(Records from a collection)
▼▼▼
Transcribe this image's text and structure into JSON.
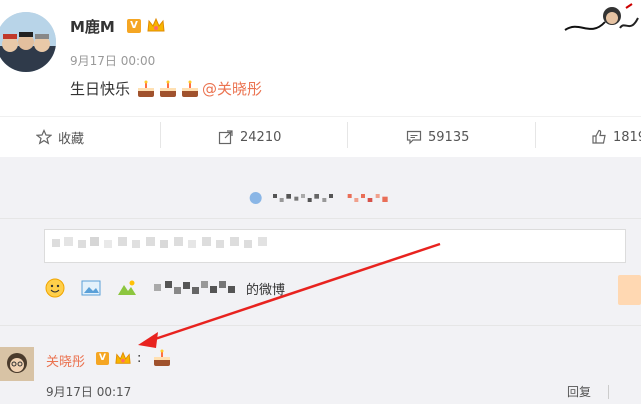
{
  "post": {
    "author": "M鹿M",
    "verified_badge": "V",
    "time": "9月17日 00:00",
    "text": "生日快乐",
    "mention": "@关晓彤",
    "cake_count": 3
  },
  "actions": {
    "favorite_label": "收藏",
    "repost_count": "24210",
    "comment_count": "59135",
    "like_count": "1819"
  },
  "comment_box": {
    "toolbar_suffix": "的微博"
  },
  "reply": {
    "author": "关晓彤",
    "verified_badge": "V",
    "colon": ":",
    "time": "9月17日 00:17",
    "reply_label": "回复"
  },
  "colors": {
    "accent": "#eb7350",
    "badge": "#f5a623",
    "arrow": "#e8231f",
    "background": "#f2f2f5"
  },
  "icons": [
    "crown-icon",
    "cake-icon",
    "star-icon",
    "share-icon",
    "comment-icon",
    "thumb-up-icon",
    "emoji-icon",
    "image-icon",
    "topic-icon",
    "more-icon"
  ]
}
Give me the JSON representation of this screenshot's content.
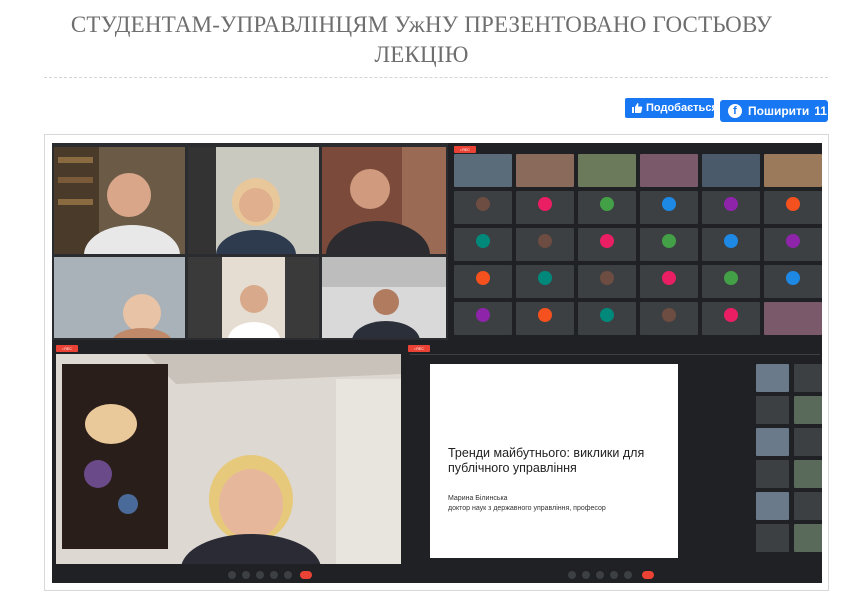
{
  "article": {
    "title_line1": "СТУДЕНТАМ-УПРАВЛІНЦЯМ УжНУ ПРЕЗЕНТОВАНО ГОСТЬОВУ",
    "title_line2": "ЛЕКЦІЮ"
  },
  "social": {
    "like_label": "Подобається",
    "share_label": "Поширити",
    "share_count": "11"
  },
  "colors": {
    "facebook_blue": "#1877f2",
    "meet_dark": "#202124",
    "record_red": "#ea4335"
  },
  "screenshot": {
    "slide": {
      "heading": "Тренди майбутнього: виклики для публічного управління",
      "author": "Марина Білинська",
      "author_title": "доктор наук з державного управління, професор"
    }
  }
}
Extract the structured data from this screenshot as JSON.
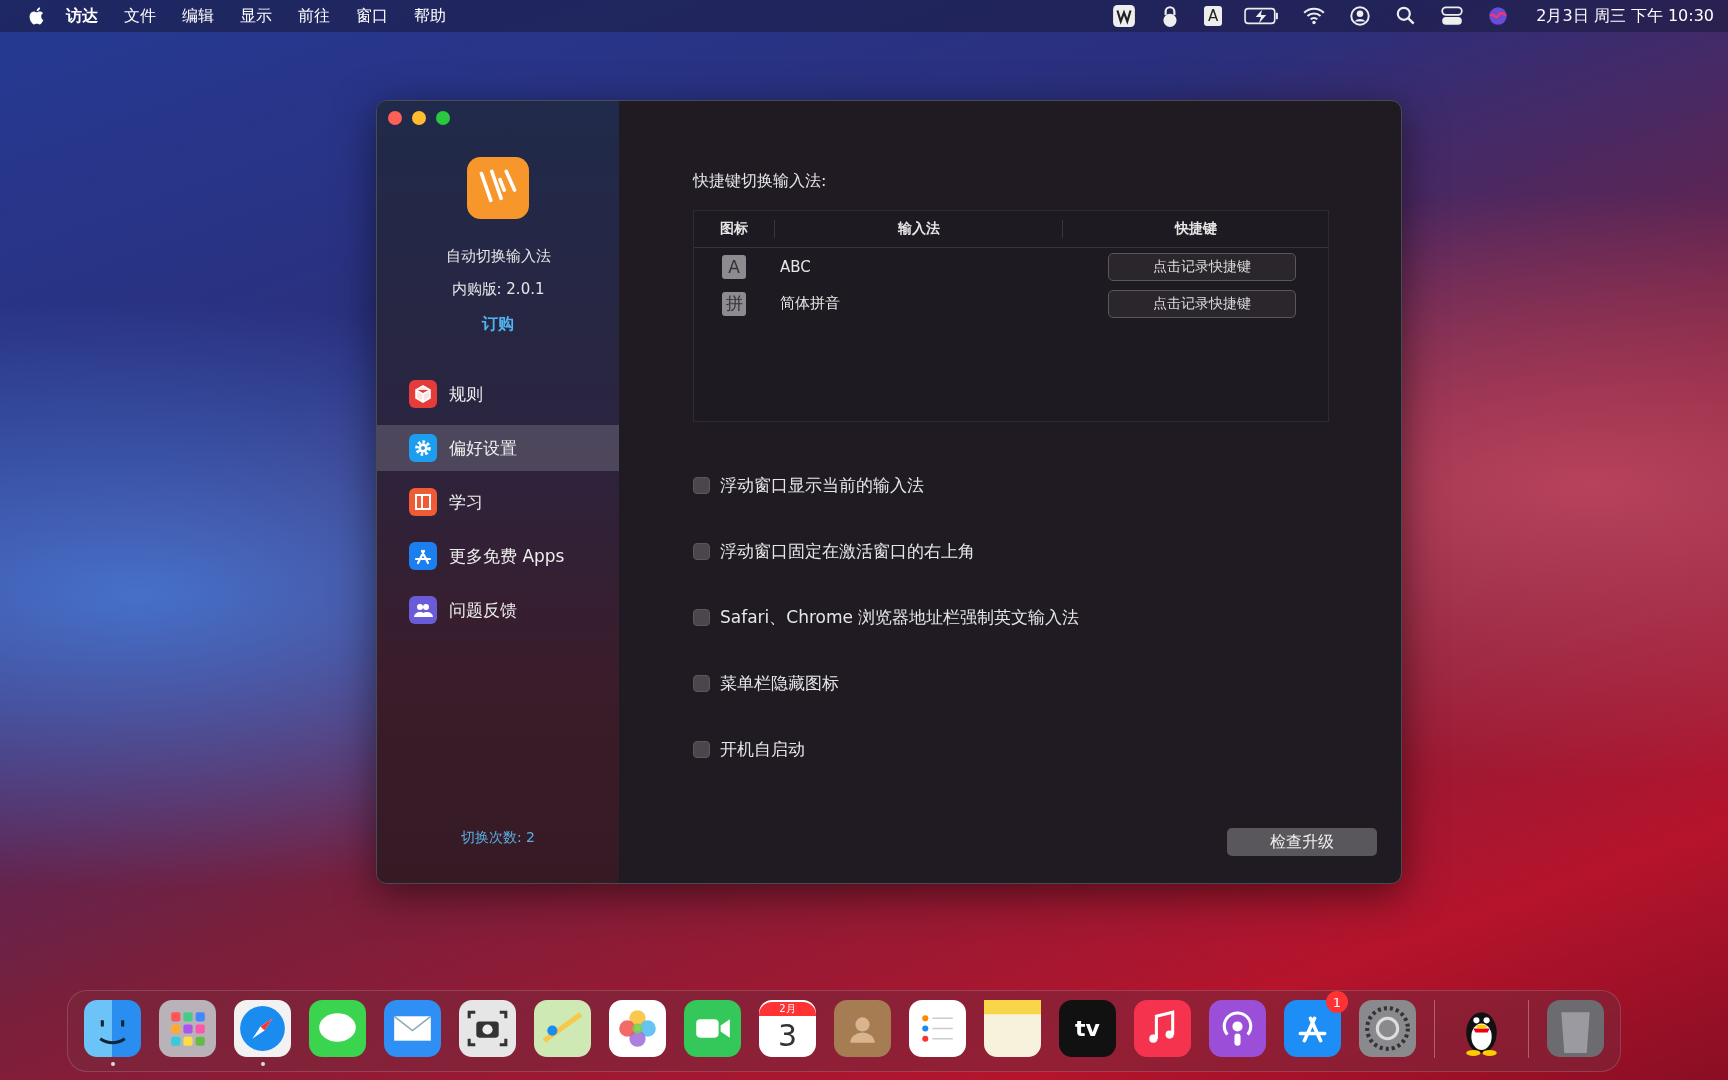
{
  "menu_bar": {
    "menus": [
      {
        "label": "访达",
        "kind": "app"
      },
      {
        "label": "文件",
        "kind": "menu"
      },
      {
        "label": "编辑",
        "kind": "menu"
      },
      {
        "label": "显示",
        "kind": "menu"
      },
      {
        "label": "前往",
        "kind": "menu"
      },
      {
        "label": "窗口",
        "kind": "menu"
      },
      {
        "label": "帮助",
        "kind": "menu"
      }
    ],
    "status": [
      {
        "kind": "app-w"
      },
      {
        "kind": "lock"
      },
      {
        "kind": "input",
        "text": "A"
      },
      {
        "kind": "battery"
      },
      {
        "kind": "wifi"
      },
      {
        "kind": "user"
      },
      {
        "kind": "search"
      },
      {
        "kind": "control"
      },
      {
        "kind": "siri"
      }
    ],
    "clock": "2月3日 周三 下午 10:30"
  },
  "window": {
    "sidebar": {
      "app_name": "自动切换输入法",
      "version": "内购版: 2.0.1",
      "purchase_link": "订购",
      "items": [
        {
          "label": "规则",
          "kind": "rules",
          "selected": false
        },
        {
          "label": "偏好设置",
          "kind": "prefs",
          "selected": true
        },
        {
          "label": "学习",
          "kind": "learn",
          "selected": false
        },
        {
          "label": "更多免费 Apps",
          "kind": "apps",
          "selected": false
        },
        {
          "label": "问题反馈",
          "kind": "feedback",
          "selected": false
        }
      ],
      "switch_count": "切换次数: 2"
    },
    "content": {
      "section_title": "快捷键切换输入法:",
      "table": {
        "columns": [
          "图标",
          "输入法",
          "快捷键"
        ],
        "rows": [
          {
            "icon": "A",
            "name": "ABC",
            "shortcut": "点击记录快捷键"
          },
          {
            "icon": "拼",
            "name": "简体拼音",
            "shortcut": "点击记录快捷键"
          }
        ]
      },
      "options": [
        {
          "label": "浮动窗口显示当前的输入法",
          "checked": false
        },
        {
          "label": "浮动窗口固定在激活窗口的右上角",
          "checked": false
        },
        {
          "label": "Safari、Chrome 浏览器地址栏强制英文输入法",
          "checked": false
        },
        {
          "label": "菜单栏隐藏图标",
          "checked": false
        },
        {
          "label": "开机自启动",
          "checked": false
        }
      ],
      "update_button": "检查升级"
    }
  },
  "dock": [
    {
      "kind": "finder",
      "running": true
    },
    {
      "kind": "launchpad",
      "running": false
    },
    {
      "kind": "safari",
      "running": true
    },
    {
      "kind": "messages",
      "running": false
    },
    {
      "kind": "mail",
      "running": false
    },
    {
      "kind": "screenshot",
      "running": false
    },
    {
      "kind": "maps",
      "running": false
    },
    {
      "kind": "photos",
      "running": false
    },
    {
      "kind": "facetime",
      "running": false
    },
    {
      "kind": "calendar",
      "running": false,
      "month": "2月",
      "day": "3"
    },
    {
      "kind": "contacts",
      "running": false
    },
    {
      "kind": "reminders",
      "running": false
    },
    {
      "kind": "notes",
      "running": false
    },
    {
      "kind": "tv",
      "running": false,
      "text": "tv"
    },
    {
      "kind": "music",
      "running": false
    },
    {
      "kind": "podcasts",
      "running": false
    },
    {
      "kind": "appstore",
      "running": false,
      "badge": "1"
    },
    {
      "kind": "settings",
      "running": false
    },
    {
      "kind": "separator"
    },
    {
      "kind": "qq",
      "running": false
    },
    {
      "kind": "separator"
    },
    {
      "kind": "trash",
      "running": false
    }
  ]
}
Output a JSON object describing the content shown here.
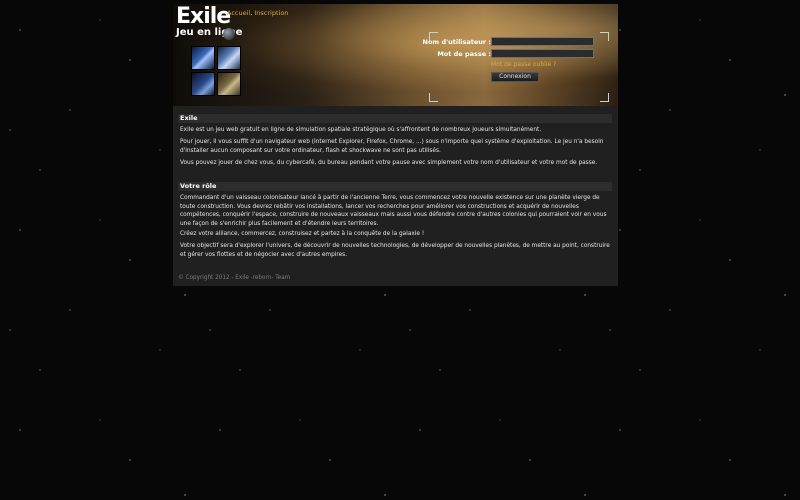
{
  "header": {
    "logo_title": "Exile",
    "logo_subtitle": "Jeu en ligne",
    "nav": {
      "home": "Accueil",
      "separator": ",",
      "register": "Inscription"
    }
  },
  "login": {
    "username_label": "Nom d'utilisateur :",
    "password_label": "Mot de passe :",
    "username_value": "",
    "password_value": "",
    "forgot_password": "Mot de passe oublié ?",
    "submit": "Connexion"
  },
  "sections": {
    "intro": {
      "title": "Exile",
      "p1": "Exile est un jeu web gratuit en ligne de simulation spatiale stratégique où s'affrontent de nombreux joueurs simultanément.",
      "p2": "Pour jouer, il vous suffit d'un navigateur web (Internet Explorer, Firefox, Chrome, ...) sous n'importe quel système d'exploitation. Le jeu n'a besoin d'installer aucun composant sur votre ordinateur, flash et shockwave ne sont pas utilisés.",
      "p3": "Vous pouvez jouer de chez vous, du cybercafé, du bureau pendant votre pause avec simplement votre nom d'utilisateur et votre mot de passe."
    },
    "role": {
      "title": "Votre rôle",
      "p1": "Commandant d'un vaisseau colonisateur lancé à partir de l'ancienne Terre, vous commencez votre nouvelle existence sur une planète vierge de toute construction. Vous devrez rebâtir vos installations, lancer vos recherches pour améliorer vos constructions et acquérir de nouvelles compétences, conquérir l'espace, construire de nouveaux vaisseaux mais aussi vous défendre contre d'autres colonies qui pourraient voir en vous une façon de s'enrichir plus facilement et d'étendre leurs territoires.",
      "p2": "Créez votre alliance, commercez, construisez et partez à la conquête de la galaxie !",
      "p3": "Votre objectif sera d'explorer l'univers, de découvrir de nouvelles technologies, de développer de nouvelles planètes, de mettre au point, construire et gérer vos flottes et de négocier avec d'autres empires."
    }
  },
  "footer": {
    "copyright": "© Copyright 2012 - Exile -reborn- Team"
  },
  "colors": {
    "accent": "#d7a948",
    "page_bg": "#202020",
    "section_bar": "#2d2d2d"
  }
}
▲▲▲
*Exercise brief:* All preceding records should be duplicated verbatim, images excepted.

*Final result:*
Transcribe this image's text and structure into JSON.
{
  "post": {
    "author": "M鹿M",
    "verified_badge": "V",
    "time": "9月17日 00:00",
    "text": "生日快乐",
    "mention": "@关晓彤",
    "cake_count": 3
  },
  "actions": {
    "favorite_label": "收藏",
    "repost_count": "24210",
    "comment_count": "59135",
    "like_count": "1819"
  },
  "comment_box": {
    "toolbar_suffix": "的微博"
  },
  "reply": {
    "author": "关晓彤",
    "verified_badge": "V",
    "colon": ":",
    "time": "9月17日 00:17",
    "reply_label": "回复"
  },
  "colors": {
    "accent": "#eb7350",
    "badge": "#f5a623",
    "arrow": "#e8231f",
    "background": "#f2f2f5"
  },
  "icons": [
    "crown-icon",
    "cake-icon",
    "star-icon",
    "share-icon",
    "comment-icon",
    "thumb-up-icon",
    "emoji-icon",
    "image-icon",
    "topic-icon",
    "more-icon"
  ]
}
Give me the JSON representation of this screenshot's content.
{
  "article": {
    "title_line1": "СТУДЕНТАМ-УПРАВЛІНЦЯМ УжНУ ПРЕЗЕНТОВАНО ГОСТЬОВУ",
    "title_line2": "ЛЕКЦІЮ"
  },
  "social": {
    "like_label": "Подобається",
    "share_label": "Поширити",
    "share_count": "11"
  },
  "colors": {
    "facebook_blue": "#1877f2",
    "meet_dark": "#202124",
    "record_red": "#ea4335"
  },
  "screenshot": {
    "slide": {
      "heading": "Тренди майбутнього: виклики для публічного управління",
      "author": "Марина Білинська",
      "author_title": "доктор наук з державного управління, професор"
    }
  }
}
Extract the structured data from this screenshot as JSON.
{
  "menu_bar": {
    "menus": [
      {
        "label": "访达",
        "kind": "app"
      },
      {
        "label": "文件",
        "kind": "menu"
      },
      {
        "label": "编辑",
        "kind": "menu"
      },
      {
        "label": "显示",
        "kind": "menu"
      },
      {
        "label": "前往",
        "kind": "menu"
      },
      {
        "label": "窗口",
        "kind": "menu"
      },
      {
        "label": "帮助",
        "kind": "menu"
      }
    ],
    "status": [
      {
        "kind": "app-w"
      },
      {
        "kind": "lock"
      },
      {
        "kind": "input",
        "text": "A"
      },
      {
        "kind": "battery"
      },
      {
        "kind": "wifi"
      },
      {
        "kind": "user"
      },
      {
        "kind": "search"
      },
      {
        "kind": "control"
      },
      {
        "kind": "siri"
      }
    ],
    "clock": "2月3日 周三 下午 10:30"
  },
  "window": {
    "sidebar": {
      "app_name": "自动切换输入法",
      "version": "内购版: 2.0.1",
      "purchase_link": "订购",
      "items": [
        {
          "label": "规则",
          "kind": "rules",
          "selected": false
        },
        {
          "label": "偏好设置",
          "kind": "prefs",
          "selected": true
        },
        {
          "label": "学习",
          "kind": "learn",
          "selected": false
        },
        {
          "label": "更多免费 Apps",
          "kind": "apps",
          "selected": false
        },
        {
          "label": "问题反馈",
          "kind": "feedback",
          "selected": false
        }
      ],
      "switch_count": "切换次数: 2"
    },
    "content": {
      "section_title": "快捷键切换输入法:",
      "table": {
        "columns": [
          "图标",
          "输入法",
          "快捷键"
        ],
        "rows": [
          {
            "icon": "A",
            "name": "ABC",
            "shortcut": "点击记录快捷键"
          },
          {
            "icon": "拼",
            "name": "简体拼音",
            "shortcut": "点击记录快捷键"
          }
        ]
      },
      "options": [
        {
          "label": "浮动窗口显示当前的输入法",
          "checked": false
        },
        {
          "label": "浮动窗口固定在激活窗口的右上角",
          "checked": false
        },
        {
          "label": "Safari、Chrome 浏览器地址栏强制英文输入法",
          "checked": false
        },
        {
          "label": "菜单栏隐藏图标",
          "checked": false
        },
        {
          "label": "开机自启动",
          "checked": false
        }
      ],
      "update_button": "检查升级"
    }
  },
  "dock": [
    {
      "kind": "finder",
      "running": true
    },
    {
      "kind": "launchpad",
      "running": false
    },
    {
      "kind": "safari",
      "running": true
    },
    {
      "kind": "messages",
      "running": false
    },
    {
      "kind": "mail",
      "running": false
    },
    {
      "kind": "screenshot",
      "running": false
    },
    {
      "kind": "maps",
      "running": false
    },
    {
      "kind": "photos",
      "running": false
    },
    {
      "kind": "facetime",
      "running": false
    },
    {
      "kind": "calendar",
      "running": false,
      "month": "2月",
      "day": "3"
    },
    {
      "kind": "contacts",
      "running": false
    },
    {
      "kind": "reminders",
      "running": false
    },
    {
      "kind": "notes",
      "running": false
    },
    {
      "kind": "tv",
      "running": false,
      "text": "tv"
    },
    {
      "kind": "music",
      "running": false
    },
    {
      "kind": "podcasts",
      "running": false
    },
    {
      "kind": "appstore",
      "running": false,
      "badge": "1"
    },
    {
      "kind": "settings",
      "running": false
    },
    {
      "kind": "separator"
    },
    {
      "kind": "qq",
      "running": false
    },
    {
      "kind": "separator"
    },
    {
      "kind": "trash",
      "running": false
    }
  ]
}
Output a JSON object describing the content shown here.
{
  "header": {
    "logo_title": "Exile",
    "logo_subtitle": "Jeu en ligne",
    "nav": {
      "home": "Accueil",
      "separator": ",",
      "register": "Inscription"
    }
  },
  "login": {
    "username_label": "Nom d'utilisateur :",
    "password_label": "Mot de passe :",
    "username_value": "",
    "password_value": "",
    "forgot_password": "Mot de passe oublié ?",
    "submit": "Connexion"
  },
  "sections": {
    "intro": {
      "title": "Exile",
      "p1": "Exile est un jeu web gratuit en ligne de simulation spatiale stratégique où s'affrontent de nombreux joueurs simultanément.",
      "p2": "Pour jouer, il vous suffit d'un navigateur web (Internet Explorer, Firefox, Chrome, ...) sous n'importe quel système d'exploitation. Le jeu n'a besoin d'installer aucun composant sur votre ordinateur, flash et shockwave ne sont pas utilisés.",
      "p3": "Vous pouvez jouer de chez vous, du cybercafé, du bureau pendant votre pause avec simplement votre nom d'utilisateur et votre mot de passe."
    },
    "role": {
      "title": "Votre rôle",
      "p1": "Commandant d'un vaisseau colonisateur lancé à partir de l'ancienne Terre, vous commencez votre nouvelle existence sur une planète vierge de toute construction. Vous devrez rebâtir vos installations, lancer vos recherches pour améliorer vos constructions et acquérir de nouvelles compétences, conquérir l'espace, construire de nouveaux vaisseaux mais aussi vous défendre contre d'autres colonies qui pourraient voir en vous une façon de s'enrichir plus facilement et d'étendre leurs territoires.",
      "p2": "Créez votre alliance, commercez, construisez et partez à la conquête de la galaxie !",
      "p3": "Votre objectif sera d'explorer l'univers, de découvrir de nouvelles technologies, de développer de nouvelles planètes, de mettre au point, construire et gérer vos flottes et de négocier avec d'autres empires."
    }
  },
  "footer": {
    "copyright": "© Copyright 2012 - Exile -reborn- Team"
  },
  "colors": {
    "accent": "#d7a948",
    "page_bg": "#202020",
    "section_bar": "#2d2d2d"
  }
}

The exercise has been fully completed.